Copy each line with the word "Days" in it.

>> begin

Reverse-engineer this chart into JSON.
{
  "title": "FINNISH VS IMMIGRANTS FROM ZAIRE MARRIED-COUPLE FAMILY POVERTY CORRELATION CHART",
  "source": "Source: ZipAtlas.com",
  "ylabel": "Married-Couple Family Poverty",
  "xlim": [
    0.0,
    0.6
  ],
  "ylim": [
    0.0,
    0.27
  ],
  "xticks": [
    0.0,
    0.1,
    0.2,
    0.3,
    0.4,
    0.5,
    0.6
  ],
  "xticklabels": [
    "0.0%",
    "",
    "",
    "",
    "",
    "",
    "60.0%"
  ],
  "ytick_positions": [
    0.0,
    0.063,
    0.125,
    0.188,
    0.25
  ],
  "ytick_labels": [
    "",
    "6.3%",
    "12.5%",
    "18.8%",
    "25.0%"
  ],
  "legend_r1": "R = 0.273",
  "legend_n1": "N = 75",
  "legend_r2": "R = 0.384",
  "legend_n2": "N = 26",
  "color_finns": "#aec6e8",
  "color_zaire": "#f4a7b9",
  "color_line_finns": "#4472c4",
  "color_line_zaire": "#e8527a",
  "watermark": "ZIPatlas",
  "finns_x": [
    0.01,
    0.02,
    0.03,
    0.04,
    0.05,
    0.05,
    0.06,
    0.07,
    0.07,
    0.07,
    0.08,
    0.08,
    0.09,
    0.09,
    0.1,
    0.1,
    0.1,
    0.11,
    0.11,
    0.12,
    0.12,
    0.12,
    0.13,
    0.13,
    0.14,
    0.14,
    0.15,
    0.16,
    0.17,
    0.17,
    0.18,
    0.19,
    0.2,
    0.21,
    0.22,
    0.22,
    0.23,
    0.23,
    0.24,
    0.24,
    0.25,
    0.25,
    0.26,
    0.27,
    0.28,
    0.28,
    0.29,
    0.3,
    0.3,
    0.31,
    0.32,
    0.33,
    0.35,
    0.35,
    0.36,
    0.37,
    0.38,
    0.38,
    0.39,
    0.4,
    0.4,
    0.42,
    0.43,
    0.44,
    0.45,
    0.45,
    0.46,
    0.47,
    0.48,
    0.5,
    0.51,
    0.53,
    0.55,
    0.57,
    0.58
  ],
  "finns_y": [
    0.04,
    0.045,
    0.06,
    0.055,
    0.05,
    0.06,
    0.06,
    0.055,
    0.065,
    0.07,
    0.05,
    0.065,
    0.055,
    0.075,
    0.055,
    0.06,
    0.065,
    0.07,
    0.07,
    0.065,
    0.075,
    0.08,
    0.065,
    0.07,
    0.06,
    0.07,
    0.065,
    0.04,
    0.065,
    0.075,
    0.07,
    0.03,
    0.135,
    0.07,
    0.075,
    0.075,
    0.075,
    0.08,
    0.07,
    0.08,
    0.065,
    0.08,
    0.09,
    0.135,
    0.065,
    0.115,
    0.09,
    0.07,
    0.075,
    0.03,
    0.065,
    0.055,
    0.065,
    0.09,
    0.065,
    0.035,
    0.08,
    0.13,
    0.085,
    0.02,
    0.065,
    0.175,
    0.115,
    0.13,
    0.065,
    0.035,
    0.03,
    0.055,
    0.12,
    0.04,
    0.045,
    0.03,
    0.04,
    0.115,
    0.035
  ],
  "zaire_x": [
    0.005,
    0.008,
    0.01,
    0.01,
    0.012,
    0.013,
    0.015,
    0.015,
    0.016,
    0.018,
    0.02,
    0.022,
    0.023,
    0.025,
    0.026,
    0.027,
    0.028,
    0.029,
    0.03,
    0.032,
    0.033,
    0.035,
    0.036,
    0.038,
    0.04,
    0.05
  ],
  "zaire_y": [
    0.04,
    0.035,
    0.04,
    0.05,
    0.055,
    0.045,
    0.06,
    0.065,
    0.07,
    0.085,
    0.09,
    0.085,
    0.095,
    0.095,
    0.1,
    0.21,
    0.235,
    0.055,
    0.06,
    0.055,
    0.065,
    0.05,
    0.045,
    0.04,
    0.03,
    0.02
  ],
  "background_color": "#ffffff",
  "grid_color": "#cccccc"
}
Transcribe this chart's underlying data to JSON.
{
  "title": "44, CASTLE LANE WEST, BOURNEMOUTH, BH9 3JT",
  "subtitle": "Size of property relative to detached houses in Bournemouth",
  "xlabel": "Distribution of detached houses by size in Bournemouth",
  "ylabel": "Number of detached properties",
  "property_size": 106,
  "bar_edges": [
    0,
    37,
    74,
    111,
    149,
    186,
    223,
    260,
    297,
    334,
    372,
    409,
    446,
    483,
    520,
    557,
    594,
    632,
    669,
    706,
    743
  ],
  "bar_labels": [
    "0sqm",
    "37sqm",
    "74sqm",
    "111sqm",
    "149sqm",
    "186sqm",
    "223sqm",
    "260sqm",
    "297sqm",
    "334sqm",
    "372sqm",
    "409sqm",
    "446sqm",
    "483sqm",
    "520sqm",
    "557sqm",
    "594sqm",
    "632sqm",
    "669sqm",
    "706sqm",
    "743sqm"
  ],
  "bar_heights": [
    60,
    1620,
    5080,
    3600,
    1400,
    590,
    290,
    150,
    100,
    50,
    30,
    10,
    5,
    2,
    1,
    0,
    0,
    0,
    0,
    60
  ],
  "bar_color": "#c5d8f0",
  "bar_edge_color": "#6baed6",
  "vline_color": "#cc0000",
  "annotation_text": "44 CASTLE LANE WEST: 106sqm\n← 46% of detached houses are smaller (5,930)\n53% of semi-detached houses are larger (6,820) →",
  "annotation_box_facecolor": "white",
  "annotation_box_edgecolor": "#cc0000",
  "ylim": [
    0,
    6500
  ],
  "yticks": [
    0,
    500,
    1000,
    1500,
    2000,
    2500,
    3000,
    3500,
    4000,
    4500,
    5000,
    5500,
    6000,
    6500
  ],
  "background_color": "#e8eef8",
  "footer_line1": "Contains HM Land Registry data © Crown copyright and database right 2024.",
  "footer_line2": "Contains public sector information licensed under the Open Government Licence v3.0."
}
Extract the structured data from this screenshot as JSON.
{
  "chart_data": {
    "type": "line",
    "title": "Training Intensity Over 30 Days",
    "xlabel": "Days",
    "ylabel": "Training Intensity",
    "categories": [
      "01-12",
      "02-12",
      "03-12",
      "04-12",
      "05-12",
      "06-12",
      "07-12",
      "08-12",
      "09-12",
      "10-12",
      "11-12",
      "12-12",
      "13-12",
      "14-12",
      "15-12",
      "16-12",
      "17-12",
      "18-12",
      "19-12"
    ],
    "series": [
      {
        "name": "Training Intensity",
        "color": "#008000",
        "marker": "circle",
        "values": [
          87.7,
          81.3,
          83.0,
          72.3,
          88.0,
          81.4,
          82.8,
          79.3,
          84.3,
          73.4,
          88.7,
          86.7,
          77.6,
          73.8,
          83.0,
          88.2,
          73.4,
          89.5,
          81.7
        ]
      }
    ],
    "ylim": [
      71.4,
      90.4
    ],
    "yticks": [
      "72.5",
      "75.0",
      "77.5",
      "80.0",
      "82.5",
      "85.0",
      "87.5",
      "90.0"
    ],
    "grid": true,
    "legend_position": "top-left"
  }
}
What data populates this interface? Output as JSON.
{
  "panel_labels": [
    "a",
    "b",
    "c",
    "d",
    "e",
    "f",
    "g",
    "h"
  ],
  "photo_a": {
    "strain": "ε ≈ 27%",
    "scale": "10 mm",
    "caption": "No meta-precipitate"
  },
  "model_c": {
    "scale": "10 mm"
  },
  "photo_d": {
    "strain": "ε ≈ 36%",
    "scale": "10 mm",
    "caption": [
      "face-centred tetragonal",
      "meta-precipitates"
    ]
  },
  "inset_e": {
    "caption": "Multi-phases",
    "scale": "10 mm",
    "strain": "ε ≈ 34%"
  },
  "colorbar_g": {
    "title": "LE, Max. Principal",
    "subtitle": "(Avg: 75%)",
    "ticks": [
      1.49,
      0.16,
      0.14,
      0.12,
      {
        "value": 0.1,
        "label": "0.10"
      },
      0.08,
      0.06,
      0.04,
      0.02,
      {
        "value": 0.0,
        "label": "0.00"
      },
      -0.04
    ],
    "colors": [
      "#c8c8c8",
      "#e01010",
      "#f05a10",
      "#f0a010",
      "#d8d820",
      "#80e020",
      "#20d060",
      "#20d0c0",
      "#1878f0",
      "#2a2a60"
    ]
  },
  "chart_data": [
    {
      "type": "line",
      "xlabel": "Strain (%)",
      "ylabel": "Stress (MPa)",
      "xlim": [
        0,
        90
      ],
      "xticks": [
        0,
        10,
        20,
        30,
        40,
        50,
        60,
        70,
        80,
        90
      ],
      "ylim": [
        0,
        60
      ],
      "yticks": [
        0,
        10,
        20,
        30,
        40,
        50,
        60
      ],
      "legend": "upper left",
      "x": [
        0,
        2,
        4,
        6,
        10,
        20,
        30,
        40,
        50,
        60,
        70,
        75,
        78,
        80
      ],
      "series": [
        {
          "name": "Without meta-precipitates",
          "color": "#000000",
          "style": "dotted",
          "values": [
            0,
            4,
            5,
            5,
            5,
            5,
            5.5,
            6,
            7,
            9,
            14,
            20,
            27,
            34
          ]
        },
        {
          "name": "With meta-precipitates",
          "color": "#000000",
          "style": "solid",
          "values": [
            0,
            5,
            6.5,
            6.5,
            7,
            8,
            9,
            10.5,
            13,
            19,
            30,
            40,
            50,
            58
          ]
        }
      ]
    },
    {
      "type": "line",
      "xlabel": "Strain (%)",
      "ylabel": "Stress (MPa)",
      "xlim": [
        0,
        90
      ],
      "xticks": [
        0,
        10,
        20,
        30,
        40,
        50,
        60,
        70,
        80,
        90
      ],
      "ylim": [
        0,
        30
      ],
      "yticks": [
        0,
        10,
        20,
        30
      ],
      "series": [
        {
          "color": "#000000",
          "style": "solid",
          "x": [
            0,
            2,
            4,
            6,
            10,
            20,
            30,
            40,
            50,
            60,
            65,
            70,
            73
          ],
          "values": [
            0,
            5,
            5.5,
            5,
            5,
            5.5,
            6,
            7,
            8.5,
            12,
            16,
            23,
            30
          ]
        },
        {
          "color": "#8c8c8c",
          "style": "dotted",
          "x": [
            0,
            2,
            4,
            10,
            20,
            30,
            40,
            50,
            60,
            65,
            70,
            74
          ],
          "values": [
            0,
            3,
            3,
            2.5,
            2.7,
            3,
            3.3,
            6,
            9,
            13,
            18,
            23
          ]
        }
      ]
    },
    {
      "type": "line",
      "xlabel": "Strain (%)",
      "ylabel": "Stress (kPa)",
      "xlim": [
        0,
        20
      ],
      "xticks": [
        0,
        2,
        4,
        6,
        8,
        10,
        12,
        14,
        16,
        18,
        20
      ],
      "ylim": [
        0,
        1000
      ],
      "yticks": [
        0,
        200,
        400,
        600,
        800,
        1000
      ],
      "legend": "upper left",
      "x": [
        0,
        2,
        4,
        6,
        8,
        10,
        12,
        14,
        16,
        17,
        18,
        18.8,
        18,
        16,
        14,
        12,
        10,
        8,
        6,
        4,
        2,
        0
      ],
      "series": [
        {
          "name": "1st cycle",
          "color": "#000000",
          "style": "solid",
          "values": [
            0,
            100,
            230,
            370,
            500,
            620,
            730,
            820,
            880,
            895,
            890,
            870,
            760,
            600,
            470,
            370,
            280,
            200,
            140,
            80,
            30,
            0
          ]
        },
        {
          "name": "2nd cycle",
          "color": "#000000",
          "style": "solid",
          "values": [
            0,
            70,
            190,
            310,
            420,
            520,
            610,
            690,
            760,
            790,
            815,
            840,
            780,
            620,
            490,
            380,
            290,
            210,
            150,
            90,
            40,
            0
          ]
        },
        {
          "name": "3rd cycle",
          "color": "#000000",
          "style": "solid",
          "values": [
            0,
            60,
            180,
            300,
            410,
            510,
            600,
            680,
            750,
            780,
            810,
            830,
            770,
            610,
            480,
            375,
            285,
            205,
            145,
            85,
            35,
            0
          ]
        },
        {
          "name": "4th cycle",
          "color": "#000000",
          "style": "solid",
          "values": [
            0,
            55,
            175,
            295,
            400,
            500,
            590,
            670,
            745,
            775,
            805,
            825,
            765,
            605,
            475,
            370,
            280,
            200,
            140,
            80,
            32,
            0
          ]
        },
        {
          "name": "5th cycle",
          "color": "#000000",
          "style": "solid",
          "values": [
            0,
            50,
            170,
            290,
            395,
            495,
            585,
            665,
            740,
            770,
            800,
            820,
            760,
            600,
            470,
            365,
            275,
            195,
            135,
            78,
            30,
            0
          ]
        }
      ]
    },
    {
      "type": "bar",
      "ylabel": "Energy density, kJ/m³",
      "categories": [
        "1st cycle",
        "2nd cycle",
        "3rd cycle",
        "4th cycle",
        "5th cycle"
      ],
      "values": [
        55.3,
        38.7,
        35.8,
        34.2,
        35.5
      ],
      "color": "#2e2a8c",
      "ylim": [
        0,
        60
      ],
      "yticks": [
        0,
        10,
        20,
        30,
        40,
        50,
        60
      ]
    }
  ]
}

>> end

Solution for this task:
    "title": "Training Intensity Over 30 Days",
    "xlabel": "Days",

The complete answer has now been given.